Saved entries

◆ ◆ ◆

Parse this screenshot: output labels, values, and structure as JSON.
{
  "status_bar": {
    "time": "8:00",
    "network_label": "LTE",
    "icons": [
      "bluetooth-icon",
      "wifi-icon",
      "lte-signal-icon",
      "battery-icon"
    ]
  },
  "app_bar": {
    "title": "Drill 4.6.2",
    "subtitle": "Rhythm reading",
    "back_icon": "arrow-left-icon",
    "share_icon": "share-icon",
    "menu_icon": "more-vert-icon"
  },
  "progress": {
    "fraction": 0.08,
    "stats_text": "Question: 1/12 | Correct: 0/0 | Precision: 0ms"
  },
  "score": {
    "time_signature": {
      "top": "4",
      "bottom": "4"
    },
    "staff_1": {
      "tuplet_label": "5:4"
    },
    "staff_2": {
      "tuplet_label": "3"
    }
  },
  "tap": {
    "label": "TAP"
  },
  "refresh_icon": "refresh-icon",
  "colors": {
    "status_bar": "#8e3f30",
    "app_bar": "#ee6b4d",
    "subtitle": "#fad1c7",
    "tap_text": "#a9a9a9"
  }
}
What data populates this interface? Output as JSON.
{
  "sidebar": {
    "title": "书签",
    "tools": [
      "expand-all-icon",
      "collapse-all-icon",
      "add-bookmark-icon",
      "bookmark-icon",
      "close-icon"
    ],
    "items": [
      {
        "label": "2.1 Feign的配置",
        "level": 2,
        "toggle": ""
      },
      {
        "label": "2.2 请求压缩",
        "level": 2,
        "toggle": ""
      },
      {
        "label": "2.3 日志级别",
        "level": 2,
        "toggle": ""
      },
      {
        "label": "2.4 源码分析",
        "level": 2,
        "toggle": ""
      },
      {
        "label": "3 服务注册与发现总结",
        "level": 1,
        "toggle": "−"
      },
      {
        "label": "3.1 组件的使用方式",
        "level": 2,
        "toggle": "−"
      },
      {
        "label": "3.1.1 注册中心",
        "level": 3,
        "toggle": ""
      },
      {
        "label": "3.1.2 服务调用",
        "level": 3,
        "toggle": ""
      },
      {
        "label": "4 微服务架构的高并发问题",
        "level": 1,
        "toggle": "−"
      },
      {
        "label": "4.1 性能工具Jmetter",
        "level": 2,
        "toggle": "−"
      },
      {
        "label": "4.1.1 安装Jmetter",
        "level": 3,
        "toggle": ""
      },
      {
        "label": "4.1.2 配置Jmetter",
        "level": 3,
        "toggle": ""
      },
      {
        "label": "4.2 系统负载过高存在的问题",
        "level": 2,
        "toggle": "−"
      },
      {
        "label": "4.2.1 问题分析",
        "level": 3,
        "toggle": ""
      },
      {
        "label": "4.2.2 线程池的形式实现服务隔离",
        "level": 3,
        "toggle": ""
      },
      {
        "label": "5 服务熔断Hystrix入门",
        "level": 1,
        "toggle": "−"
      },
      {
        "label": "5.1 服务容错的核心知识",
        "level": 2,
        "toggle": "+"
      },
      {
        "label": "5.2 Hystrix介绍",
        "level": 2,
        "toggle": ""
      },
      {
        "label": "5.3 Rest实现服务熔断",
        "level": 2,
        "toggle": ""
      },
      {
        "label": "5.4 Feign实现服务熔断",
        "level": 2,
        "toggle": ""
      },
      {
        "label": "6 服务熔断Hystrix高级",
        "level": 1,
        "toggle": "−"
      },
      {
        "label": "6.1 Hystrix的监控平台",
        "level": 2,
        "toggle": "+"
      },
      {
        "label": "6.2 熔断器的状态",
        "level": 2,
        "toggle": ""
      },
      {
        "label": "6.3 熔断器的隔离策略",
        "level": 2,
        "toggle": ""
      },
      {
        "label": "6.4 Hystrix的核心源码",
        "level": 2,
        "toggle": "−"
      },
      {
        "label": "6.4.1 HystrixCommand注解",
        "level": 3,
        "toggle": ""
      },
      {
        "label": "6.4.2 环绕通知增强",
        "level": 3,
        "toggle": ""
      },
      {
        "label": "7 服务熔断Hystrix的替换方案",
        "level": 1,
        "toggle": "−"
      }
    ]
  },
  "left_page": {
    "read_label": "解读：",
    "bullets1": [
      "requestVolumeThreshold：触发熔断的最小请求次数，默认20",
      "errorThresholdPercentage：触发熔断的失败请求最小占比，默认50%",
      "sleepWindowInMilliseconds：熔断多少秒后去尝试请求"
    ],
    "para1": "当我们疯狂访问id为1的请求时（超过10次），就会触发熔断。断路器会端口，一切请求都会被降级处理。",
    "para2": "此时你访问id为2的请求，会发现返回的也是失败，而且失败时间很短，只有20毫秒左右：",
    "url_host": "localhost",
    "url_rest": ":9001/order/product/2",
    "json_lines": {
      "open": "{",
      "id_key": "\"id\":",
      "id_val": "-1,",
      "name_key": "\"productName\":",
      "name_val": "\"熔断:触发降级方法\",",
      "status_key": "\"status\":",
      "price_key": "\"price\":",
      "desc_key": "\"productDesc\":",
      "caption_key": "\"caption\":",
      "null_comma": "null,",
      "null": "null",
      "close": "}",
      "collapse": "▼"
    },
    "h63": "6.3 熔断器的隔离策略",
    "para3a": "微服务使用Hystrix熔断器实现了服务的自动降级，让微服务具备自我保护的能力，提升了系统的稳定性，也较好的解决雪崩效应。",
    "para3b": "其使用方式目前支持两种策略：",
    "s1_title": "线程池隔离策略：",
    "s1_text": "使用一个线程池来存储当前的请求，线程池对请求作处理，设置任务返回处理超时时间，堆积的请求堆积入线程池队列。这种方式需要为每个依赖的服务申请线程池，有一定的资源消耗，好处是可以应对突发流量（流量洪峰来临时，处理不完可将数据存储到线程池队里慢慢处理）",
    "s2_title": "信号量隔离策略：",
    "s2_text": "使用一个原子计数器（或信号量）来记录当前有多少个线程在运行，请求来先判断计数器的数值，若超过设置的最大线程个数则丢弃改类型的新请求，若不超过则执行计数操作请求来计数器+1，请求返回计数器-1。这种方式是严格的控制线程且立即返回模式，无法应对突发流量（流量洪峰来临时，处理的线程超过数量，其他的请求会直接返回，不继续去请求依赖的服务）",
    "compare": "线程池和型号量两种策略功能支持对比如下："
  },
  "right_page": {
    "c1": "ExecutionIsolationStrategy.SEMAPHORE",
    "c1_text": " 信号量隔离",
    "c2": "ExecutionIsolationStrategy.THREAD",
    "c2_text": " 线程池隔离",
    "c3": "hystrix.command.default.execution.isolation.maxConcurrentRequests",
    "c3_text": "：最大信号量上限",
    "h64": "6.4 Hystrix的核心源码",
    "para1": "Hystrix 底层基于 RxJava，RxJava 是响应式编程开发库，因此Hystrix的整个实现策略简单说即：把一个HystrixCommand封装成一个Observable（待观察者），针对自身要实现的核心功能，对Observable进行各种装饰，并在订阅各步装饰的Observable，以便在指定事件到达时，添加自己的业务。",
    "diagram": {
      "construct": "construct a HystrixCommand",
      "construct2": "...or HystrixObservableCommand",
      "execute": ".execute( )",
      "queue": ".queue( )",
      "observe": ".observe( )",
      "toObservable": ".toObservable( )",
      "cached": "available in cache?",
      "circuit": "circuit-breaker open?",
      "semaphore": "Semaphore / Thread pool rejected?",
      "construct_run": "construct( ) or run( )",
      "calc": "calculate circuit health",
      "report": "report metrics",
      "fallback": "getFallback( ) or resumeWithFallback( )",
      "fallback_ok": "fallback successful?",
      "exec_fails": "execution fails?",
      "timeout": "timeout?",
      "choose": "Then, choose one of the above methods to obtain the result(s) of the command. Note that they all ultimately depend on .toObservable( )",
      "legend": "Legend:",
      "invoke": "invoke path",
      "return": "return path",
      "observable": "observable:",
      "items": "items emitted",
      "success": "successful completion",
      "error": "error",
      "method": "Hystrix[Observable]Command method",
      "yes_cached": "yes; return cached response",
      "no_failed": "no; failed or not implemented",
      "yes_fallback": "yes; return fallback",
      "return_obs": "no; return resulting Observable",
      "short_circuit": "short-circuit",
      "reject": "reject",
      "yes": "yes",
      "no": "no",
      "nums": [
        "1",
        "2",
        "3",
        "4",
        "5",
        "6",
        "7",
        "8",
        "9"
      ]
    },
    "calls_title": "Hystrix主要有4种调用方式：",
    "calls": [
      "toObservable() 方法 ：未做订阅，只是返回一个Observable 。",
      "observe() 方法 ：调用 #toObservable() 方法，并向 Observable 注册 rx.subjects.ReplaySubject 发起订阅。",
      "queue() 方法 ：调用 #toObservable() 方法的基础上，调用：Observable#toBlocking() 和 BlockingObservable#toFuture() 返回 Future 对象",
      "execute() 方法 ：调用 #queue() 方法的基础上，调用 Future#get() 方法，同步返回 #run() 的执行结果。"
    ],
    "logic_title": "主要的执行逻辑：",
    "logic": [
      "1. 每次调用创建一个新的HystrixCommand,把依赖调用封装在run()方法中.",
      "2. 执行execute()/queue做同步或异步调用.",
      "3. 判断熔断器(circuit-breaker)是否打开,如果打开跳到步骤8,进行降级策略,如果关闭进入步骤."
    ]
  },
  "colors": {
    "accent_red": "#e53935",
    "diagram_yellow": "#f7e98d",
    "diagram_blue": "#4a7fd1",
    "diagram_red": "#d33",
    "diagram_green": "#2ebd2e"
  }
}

◆ ◆ ◆

TASK REQUIREMENTS: Reply with one number only: the count of lines in the entries that contain "return".

FINAL ANSWER: 4